Written task
Take the data below and repeat it exactly.
───── Data ─────
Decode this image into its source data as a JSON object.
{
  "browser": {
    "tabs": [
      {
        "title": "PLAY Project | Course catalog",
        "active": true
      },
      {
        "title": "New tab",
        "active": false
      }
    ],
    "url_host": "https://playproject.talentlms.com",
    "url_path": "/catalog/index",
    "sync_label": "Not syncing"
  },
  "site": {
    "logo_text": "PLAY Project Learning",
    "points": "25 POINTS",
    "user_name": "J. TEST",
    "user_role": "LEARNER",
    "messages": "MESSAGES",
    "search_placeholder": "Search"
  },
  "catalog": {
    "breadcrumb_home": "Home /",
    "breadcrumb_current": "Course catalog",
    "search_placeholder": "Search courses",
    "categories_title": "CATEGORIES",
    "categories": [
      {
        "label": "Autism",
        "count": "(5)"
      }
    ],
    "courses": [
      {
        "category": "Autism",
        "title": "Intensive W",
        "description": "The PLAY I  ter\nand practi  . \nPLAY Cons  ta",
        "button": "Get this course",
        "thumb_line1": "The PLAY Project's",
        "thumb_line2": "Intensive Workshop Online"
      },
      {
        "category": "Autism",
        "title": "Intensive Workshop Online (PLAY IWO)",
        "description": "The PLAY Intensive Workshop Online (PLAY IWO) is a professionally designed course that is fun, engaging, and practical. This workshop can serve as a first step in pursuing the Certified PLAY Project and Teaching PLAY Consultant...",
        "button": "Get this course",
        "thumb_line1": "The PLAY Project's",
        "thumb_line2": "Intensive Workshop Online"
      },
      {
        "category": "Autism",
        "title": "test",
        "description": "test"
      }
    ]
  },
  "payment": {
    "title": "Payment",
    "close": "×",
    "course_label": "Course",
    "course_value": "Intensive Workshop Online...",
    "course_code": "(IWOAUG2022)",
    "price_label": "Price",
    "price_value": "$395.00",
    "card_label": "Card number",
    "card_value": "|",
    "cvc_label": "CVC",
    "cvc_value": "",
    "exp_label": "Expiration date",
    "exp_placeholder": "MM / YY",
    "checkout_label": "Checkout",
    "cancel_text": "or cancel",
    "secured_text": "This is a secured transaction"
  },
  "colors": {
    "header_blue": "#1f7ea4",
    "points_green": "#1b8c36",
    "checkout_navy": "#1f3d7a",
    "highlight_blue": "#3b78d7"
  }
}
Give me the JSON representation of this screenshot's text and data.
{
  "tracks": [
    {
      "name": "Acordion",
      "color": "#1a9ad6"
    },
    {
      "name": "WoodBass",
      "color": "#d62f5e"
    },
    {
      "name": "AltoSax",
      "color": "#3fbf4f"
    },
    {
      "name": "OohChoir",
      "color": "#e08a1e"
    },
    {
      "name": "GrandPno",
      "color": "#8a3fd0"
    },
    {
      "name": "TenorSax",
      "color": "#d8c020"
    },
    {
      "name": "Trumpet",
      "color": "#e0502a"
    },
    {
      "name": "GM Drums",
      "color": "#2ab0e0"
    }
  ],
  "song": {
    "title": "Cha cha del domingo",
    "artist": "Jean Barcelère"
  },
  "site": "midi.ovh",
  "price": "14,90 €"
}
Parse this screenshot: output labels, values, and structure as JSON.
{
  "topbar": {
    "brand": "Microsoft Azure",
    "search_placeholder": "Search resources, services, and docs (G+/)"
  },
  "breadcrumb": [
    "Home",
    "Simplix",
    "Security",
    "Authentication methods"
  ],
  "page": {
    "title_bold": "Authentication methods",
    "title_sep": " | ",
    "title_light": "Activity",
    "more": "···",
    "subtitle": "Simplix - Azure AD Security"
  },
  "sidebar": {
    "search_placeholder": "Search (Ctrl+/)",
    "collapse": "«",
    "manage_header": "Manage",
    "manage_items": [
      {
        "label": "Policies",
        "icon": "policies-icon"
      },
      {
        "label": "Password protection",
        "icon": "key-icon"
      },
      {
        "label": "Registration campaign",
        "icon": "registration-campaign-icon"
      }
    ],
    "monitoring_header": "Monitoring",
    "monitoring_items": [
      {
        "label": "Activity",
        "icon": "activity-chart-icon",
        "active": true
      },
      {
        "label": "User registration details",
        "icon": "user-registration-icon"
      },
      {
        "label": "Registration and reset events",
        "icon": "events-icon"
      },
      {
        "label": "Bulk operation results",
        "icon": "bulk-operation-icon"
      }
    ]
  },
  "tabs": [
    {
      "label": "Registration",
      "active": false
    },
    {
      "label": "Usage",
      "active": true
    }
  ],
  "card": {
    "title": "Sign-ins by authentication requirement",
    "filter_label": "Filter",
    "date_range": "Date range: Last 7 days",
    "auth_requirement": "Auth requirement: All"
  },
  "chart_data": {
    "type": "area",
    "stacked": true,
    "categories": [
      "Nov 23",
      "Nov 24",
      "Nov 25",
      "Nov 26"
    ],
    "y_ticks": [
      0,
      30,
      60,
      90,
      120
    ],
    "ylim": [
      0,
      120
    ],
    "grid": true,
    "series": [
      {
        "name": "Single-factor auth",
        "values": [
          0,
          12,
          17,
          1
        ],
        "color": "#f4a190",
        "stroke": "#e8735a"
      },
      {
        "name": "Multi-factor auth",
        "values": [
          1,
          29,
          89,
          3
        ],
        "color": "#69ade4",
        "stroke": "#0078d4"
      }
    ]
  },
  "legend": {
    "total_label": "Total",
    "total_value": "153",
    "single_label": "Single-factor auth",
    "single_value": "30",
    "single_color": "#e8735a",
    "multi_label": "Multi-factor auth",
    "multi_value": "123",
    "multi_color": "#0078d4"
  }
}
─────
Problem solution
Decode this image into its source data as a JSON object.
{
  "browser": {
    "tabs": [
      {
        "title": "PLAY Project | Course catalog",
        "active": true
      },
      {
        "title": "New tab",
        "active": false
      }
    ],
    "url_host": "https://playproject.talentlms.com",
    "url_path": "/catalog/index",
    "sync_label": "Not syncing"
  },
  "site": {
    "logo_text": "PLAY Project Learning",
    "points": "25 POINTS",
    "user_name": "J. TEST",
    "user_role": "LEARNER",
    "messages": "MESSAGES",
    "search_placeholder": "Search"
  },
  "catalog": {
    "breadcrumb_home": "Home /",
    "breadcrumb_current": "Course catalog",
    "search_placeholder": "Search courses",
    "categories_title": "CATEGORIES",
    "categories": [
      {
        "label": "Autism",
        "count": "(5)"
      }
    ],
    "courses": [
      {
        "category": "Autism",
        "title": "Intensive W",
        "description": "The PLAY I  ter\nand practi  . \nPLAY Cons  ta",
        "button": "Get this course",
        "thumb_line1": "The PLAY Project's",
        "thumb_line2": "Intensive Workshop Online"
      },
      {
        "category": "Autism",
        "title": "Intensive Workshop Online (PLAY IWO)",
        "description": "The PLAY Intensive Workshop Online (PLAY IWO) is a professionally designed course that is fun, engaging, and practical. This workshop can serve as a first step in pursuing the Certified PLAY Project and Teaching PLAY Consultant...",
        "button": "Get this course",
        "thumb_line1": "The PLAY Project's",
        "thumb_line2": "Intensive Workshop Online"
      },
      {
        "category": "Autism",
        "title": "test",
        "description": "test"
      }
    ]
  },
  "payment": {
    "title": "Payment",
    "close": "×",
    "course_label": "Course",
    "course_value": "Intensive Workshop Online...",
    "course_code": "(IWOAUG2022)",
    "price_label": "Price",
    "price_value": "$395.00",
    "card_label": "Card number",
    "card_value": "|",
    "cvc_label": "CVC",
    "cvc_value": "",
    "exp_label": "Expiration date",
    "exp_placeholder": "MM / YY",
    "checkout_label": "Checkout",
    "cancel_text": "or cancel",
    "secured_text": "This is a secured transaction"
  },
  "colors": {
    "header_blue": "#1f7ea4",
    "points_green": "#1b8c36",
    "checkout_navy": "#1f3d7a",
    "highlight_blue": "#3b78d7"
  }
}
Give me the JSON representation of this screenshot's text and data.
{
  "tracks": [
    {
      "name": "Acordion",
      "color": "#1a9ad6"
    },
    {
      "name": "WoodBass",
      "color": "#d62f5e"
    },
    {
      "name": "AltoSax",
      "color": "#3fbf4f"
    },
    {
      "name": "OohChoir",
      "color": "#e08a1e"
    },
    {
      "name": "GrandPno",
      "color": "#8a3fd0"
    },
    {
      "name": "TenorSax",
      "color": "#d8c020"
    },
    {
      "name": "Trumpet",
      "color": "#e0502a"
    },
    {
      "name": "GM Drums",
      "color": "#2ab0e0"
    }
  ],
  "song": {
    "title": "Cha cha del domingo",
    "artist": "Jean Barcelère"
  },
  "site": "midi.ovh",
  "price": "14,90 €"
}
Parse this screenshot: output labels, values, and structure as JSON.
{
  "topbar": {
    "brand": "Microsoft Azure",
    "search_placeholder": "Search resources, services, and docs (G+/)"
  },
  "breadcrumb": [
    "Home",
    "Simplix",
    "Security",
    "Authentication methods"
  ],
  "page": {
    "title_bold": "Authentication methods",
    "title_sep": " | ",
    "title_light": "Activity",
    "more": "···",
    "subtitle": "Simplix - Azure AD Security"
  },
  "sidebar": {
    "search_placeholder": "Search (Ctrl+/)",
    "collapse": "«",
    "manage_header": "Manage",
    "manage_items": [
      {
        "label": "Policies",
        "icon": "policies-icon"
      },
      {
        "label": "Password protection",
        "icon": "key-icon"
      },
      {
        "label": "Registration campaign",
        "icon": "registration-campaign-icon"
      }
    ],
    "monitoring_header": "Monitoring",
    "monitoring_items": [
      {
        "label": "Activity",
        "icon": "activity-chart-icon",
        "active": true
      },
      {
        "label": "User registration details",
        "icon": "user-registration-icon"
      },
      {
        "label": "Registration and reset events",
        "icon": "events-icon"
      },
      {
        "label": "Bulk operation results",
        "icon": "bulk-operation-icon"
      }
    ]
  },
  "tabs": [
    {
      "label": "Registration",
      "active": false
    },
    {
      "label": "Usage",
      "active": true
    }
  ],
  "card": {
    "title": "Sign-ins by authentication requirement",
    "filter_label": "Filter",
    "date_range": "Date range: Last 7 days",
    "auth_requirement": "Auth requirement: All"
  },
  "chart_data": {
    "type": "area",
    "stacked": true,
    "categories": [
      "Nov 23",
      "Nov 24",
      "Nov 25",
      "Nov 26"
    ],
    "y_ticks": [
      0,
      30,
      60,
      90,
      120
    ],
    "ylim": [
      0,
      120
    ],
    "grid": true,
    "series": [
      {
        "name": "Single-factor auth",
        "values": [
          0,
          12,
          17,
          1
        ],
        "color": "#f4a190",
        "stroke": "#e8735a"
      },
      {
        "name": "Multi-factor auth",
        "values": [
          1,
          29,
          89,
          3
        ],
        "color": "#69ade4",
        "stroke": "#0078d4"
      }
    ]
  },
  "legend": {
    "total_label": "Total",
    "total_value": "153",
    "single_label": "Single-factor auth",
    "single_value": "30",
    "single_color": "#e8735a",
    "multi_label": "Multi-factor auth",
    "multi_value": "123",
    "multi_color": "#0078d4"
  }
}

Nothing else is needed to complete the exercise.